Would you quote every entry exactly, dropping only the pictures?
** BEGIN **
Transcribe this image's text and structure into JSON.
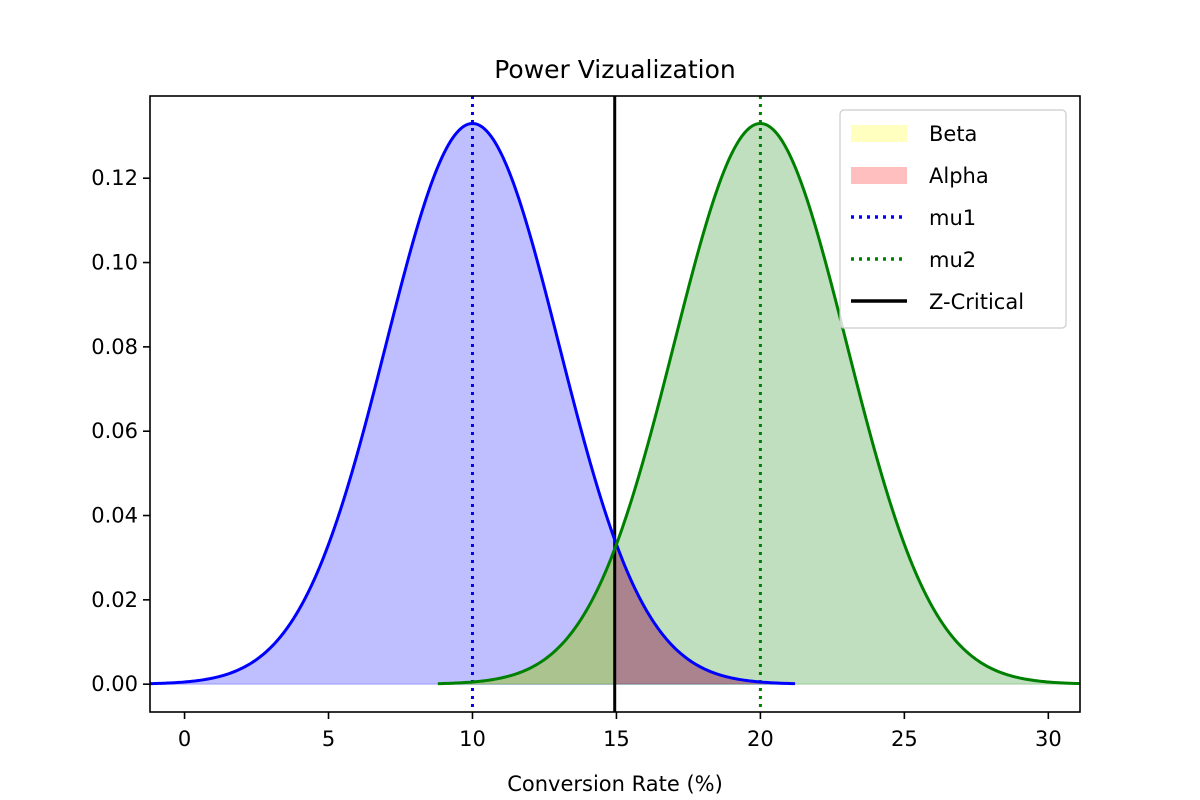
{
  "chart_data": {
    "type": "line",
    "title": "Power Vizualization",
    "xlabel": "Conversion Rate (%)",
    "ylabel": "",
    "xlim": [
      -1.2,
      31.1
    ],
    "ylim": [
      -0.0066,
      0.1395
    ],
    "xticks": [
      0,
      5,
      10,
      15,
      20,
      25,
      30
    ],
    "yticks": [
      0.0,
      0.02,
      0.04,
      0.06,
      0.08,
      0.1,
      0.12
    ],
    "ytick_labels": [
      "0.00",
      "0.02",
      "0.04",
      "0.06",
      "0.08",
      "0.10",
      "0.12"
    ],
    "grid": false,
    "legend_position": "top-right",
    "distributions": [
      {
        "id": "null",
        "mean": 10,
        "sd": 3,
        "x_start": -1.2,
        "x_end": 21.2,
        "line_color": "#0000ff",
        "fill_color": "#0000ff",
        "fill_opacity": 0.25
      },
      {
        "id": "alt",
        "mean": 20,
        "sd": 3,
        "x_start": 8.8,
        "x_end": 31.1,
        "line_color": "#008000",
        "fill_color": "#008000",
        "fill_opacity": 0.25
      }
    ],
    "regions": [
      {
        "name": "Beta",
        "x_from": 8.8,
        "x_to": 14.94,
        "curve": "alt",
        "color": "#ffff00",
        "opacity": 0.25
      },
      {
        "name": "Alpha",
        "x_from": 14.94,
        "x_to": 21.2,
        "curve": "null",
        "color": "#ff0000",
        "opacity": 0.25
      }
    ],
    "vlines": [
      {
        "name": "mu1",
        "x": 10,
        "color": "#0000ff",
        "style": "dotted"
      },
      {
        "name": "mu2",
        "x": 20,
        "color": "#008000",
        "style": "dotted"
      },
      {
        "name": "Z-Critical",
        "x": 14.94,
        "color": "#000000",
        "style": "solid"
      }
    ],
    "legend": [
      {
        "label": "Beta",
        "kind": "patch",
        "color": "#ffff00",
        "opacity": 0.25
      },
      {
        "label": "Alpha",
        "kind": "patch",
        "color": "#ff0000",
        "opacity": 0.25
      },
      {
        "label": "mu1",
        "kind": "dotted",
        "color": "#0000ff"
      },
      {
        "label": "mu2",
        "kind": "dotted",
        "color": "#008000"
      },
      {
        "label": "Z-Critical",
        "kind": "solid",
        "color": "#000000"
      }
    ]
  }
}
** END **
### Answer in full:
Transcribe this image's text and structure into JSON.
{
  "chart_data": {
    "type": "line",
    "title": "Power Vizualization",
    "xlabel": "Conversion Rate (%)",
    "ylabel": "",
    "xlim": [
      -1.2,
      31.1
    ],
    "ylim": [
      -0.0066,
      0.1395
    ],
    "xticks": [
      0,
      5,
      10,
      15,
      20,
      25,
      30
    ],
    "yticks": [
      0.0,
      0.02,
      0.04,
      0.06,
      0.08,
      0.1,
      0.12
    ],
    "ytick_labels": [
      "0.00",
      "0.02",
      "0.04",
      "0.06",
      "0.08",
      "0.10",
      "0.12"
    ],
    "grid": false,
    "legend_position": "top-right",
    "distributions": [
      {
        "id": "null",
        "mean": 10,
        "sd": 3,
        "x_start": -1.2,
        "x_end": 21.2,
        "line_color": "#0000ff",
        "fill_color": "#0000ff",
        "fill_opacity": 0.25
      },
      {
        "id": "alt",
        "mean": 20,
        "sd": 3,
        "x_start": 8.8,
        "x_end": 31.1,
        "line_color": "#008000",
        "fill_color": "#008000",
        "fill_opacity": 0.25
      }
    ],
    "regions": [
      {
        "name": "Beta",
        "x_from": 8.8,
        "x_to": 14.94,
        "curve": "alt",
        "color": "#ffff00",
        "opacity": 0.25
      },
      {
        "name": "Alpha",
        "x_from": 14.94,
        "x_to": 21.2,
        "curve": "null",
        "color": "#ff0000",
        "opacity": 0.25
      }
    ],
    "vlines": [
      {
        "name": "mu1",
        "x": 10,
        "color": "#0000ff",
        "style": "dotted"
      },
      {
        "name": "mu2",
        "x": 20,
        "color": "#008000",
        "style": "dotted"
      },
      {
        "name": "Z-Critical",
        "x": 14.94,
        "color": "#000000",
        "style": "solid"
      }
    ],
    "legend": [
      {
        "label": "Beta",
        "kind": "patch",
        "color": "#ffff00",
        "opacity": 0.25
      },
      {
        "label": "Alpha",
        "kind": "patch",
        "color": "#ff0000",
        "opacity": 0.25
      },
      {
        "label": "mu1",
        "kind": "dotted",
        "color": "#0000ff"
      },
      {
        "label": "mu2",
        "kind": "dotted",
        "color": "#008000"
      },
      {
        "label": "Z-Critical",
        "kind": "solid",
        "color": "#000000"
      }
    ]
  }
}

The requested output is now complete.